I’m trying to correct the gateway settings of PCs in a certain subnet and I’m using…
name of connection whose (status of it = (connection status connected)) of network
…which doesn’t appear to work under Windows 2000. XP is fine. Is “connection of network” not supported under Windows 2000?
-Paul
Sample action:
if {name of operating system = “WinXP”}
DOS netsh int ip set address name="{name of connection whose (status of it = (connection status connected)) of network}" source=static gateway=10.1.1.1 gwmetric=0
else
DOS netsh int ip set address name=“Local Area Connection” source=static gateway=10.1.1.1 gwmetric=1
Looks like the inspector documentation needs to be fixed. It’s labeled Win5.0.
I’m not crazy for how I’m doing it now. In the relevance, I’m checking the active IP using the following. (Assume I’m looking at the 10.1.2.0 subnet and the desired gateway is 10.1.2.3)
address of ip interface whose (loopback of it = false) of network as string starts with “10.1.2.” AND gateway of adapter of network != “10.1.2.3”
Then in the action, I need the connection name. I didn’t see any way to tie the active IP to it’s connection. So I blindly assumed the active connection must be the same IP.
Maybe u could use the following relevance script to get connection name in win2k
q:value “name” of key “connection” of keys (name of adapters whose (address of it as string starts with “192.168.1.” AND gateway of it != “192.168.1.1”) of network) of key “HKEY_LOCAL_MACHINE\SYSTEM\CurrentControlSet\Control\Network{4D36E972-E325-11CE-BFC1-08002BE10318}” of registry
Maybe this will help. You can tie the GUID of the adapter to the name of the connection:
q: (names of item 1 of it) of(adapters of network, connections of network) whose (name of item 0 of it = guid of item 1 of it AND status of item 1 of it = (connection status connected)) of network
A: Wireless Network Connection
Not sure if it solves your problems but maybe it can help.
Also note that you can use:
subnet address of ip interfaces of network = “10.1.2.0”
instead of:
address of ip interface whose (loopback of it = false) of network as string starts with “10.1.2.”
Another note is that you will have a problem if there are multiple connections or ip addresses.
Quick comment on the inspector docs. The “Win5.0” refers to the fact that the inspector first became available in the Windows 5.0 client, and does not refer to Windows 2000. Sorry for the confusion.

§ **What you should do**
In the gateway settings discussion, what does the "Win5.0" label in the inspector documentation refer to?

§ **Supplied data**
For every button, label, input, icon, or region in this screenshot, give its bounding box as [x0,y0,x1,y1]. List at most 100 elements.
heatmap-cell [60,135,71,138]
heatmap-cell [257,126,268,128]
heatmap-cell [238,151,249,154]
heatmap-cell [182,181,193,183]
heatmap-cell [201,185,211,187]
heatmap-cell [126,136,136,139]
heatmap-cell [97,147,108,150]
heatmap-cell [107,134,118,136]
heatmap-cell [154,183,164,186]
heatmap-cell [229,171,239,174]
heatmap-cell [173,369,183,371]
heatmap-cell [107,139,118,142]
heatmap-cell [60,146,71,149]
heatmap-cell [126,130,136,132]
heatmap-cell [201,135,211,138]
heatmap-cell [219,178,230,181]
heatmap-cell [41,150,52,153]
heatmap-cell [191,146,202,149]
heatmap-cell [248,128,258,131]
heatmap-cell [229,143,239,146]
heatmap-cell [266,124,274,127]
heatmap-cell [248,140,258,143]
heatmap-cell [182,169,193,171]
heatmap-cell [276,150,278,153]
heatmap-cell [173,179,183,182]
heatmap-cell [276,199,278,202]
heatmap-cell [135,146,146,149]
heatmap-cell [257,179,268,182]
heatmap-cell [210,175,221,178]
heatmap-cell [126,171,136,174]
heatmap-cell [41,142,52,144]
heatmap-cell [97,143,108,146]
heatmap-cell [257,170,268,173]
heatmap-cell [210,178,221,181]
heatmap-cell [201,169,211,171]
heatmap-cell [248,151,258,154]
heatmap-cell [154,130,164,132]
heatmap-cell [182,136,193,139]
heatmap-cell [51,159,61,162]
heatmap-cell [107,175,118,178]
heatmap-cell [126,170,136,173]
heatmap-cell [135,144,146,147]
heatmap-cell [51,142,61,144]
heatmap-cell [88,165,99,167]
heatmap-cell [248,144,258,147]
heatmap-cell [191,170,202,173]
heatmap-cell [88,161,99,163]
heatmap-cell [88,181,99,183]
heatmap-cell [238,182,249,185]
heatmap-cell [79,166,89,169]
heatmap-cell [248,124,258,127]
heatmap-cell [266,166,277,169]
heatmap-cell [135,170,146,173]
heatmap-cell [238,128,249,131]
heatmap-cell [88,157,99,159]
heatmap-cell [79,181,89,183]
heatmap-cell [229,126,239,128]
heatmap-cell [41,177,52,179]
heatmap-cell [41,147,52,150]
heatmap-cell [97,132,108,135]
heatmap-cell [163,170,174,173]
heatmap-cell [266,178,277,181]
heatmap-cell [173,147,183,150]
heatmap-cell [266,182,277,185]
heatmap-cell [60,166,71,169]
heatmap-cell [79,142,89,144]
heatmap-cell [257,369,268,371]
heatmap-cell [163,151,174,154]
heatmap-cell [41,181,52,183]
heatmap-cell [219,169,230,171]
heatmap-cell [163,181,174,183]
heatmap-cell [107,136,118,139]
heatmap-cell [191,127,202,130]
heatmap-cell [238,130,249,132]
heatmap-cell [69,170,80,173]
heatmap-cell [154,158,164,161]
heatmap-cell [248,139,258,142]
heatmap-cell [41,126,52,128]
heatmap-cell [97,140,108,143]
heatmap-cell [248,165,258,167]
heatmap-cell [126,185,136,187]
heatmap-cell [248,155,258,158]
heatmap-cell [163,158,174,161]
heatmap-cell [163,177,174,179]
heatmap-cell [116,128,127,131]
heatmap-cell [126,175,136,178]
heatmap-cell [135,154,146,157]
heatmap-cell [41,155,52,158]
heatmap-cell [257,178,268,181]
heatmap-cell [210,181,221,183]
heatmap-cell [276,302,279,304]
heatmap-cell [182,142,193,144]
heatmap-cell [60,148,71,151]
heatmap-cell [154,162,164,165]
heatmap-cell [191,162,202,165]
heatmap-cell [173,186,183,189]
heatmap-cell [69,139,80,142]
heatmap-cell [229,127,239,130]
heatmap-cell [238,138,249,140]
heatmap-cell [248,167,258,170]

§ **Expected answer**
It refers to the inspector first becoming available in the Windows 5.0 client, not to Windows 2000.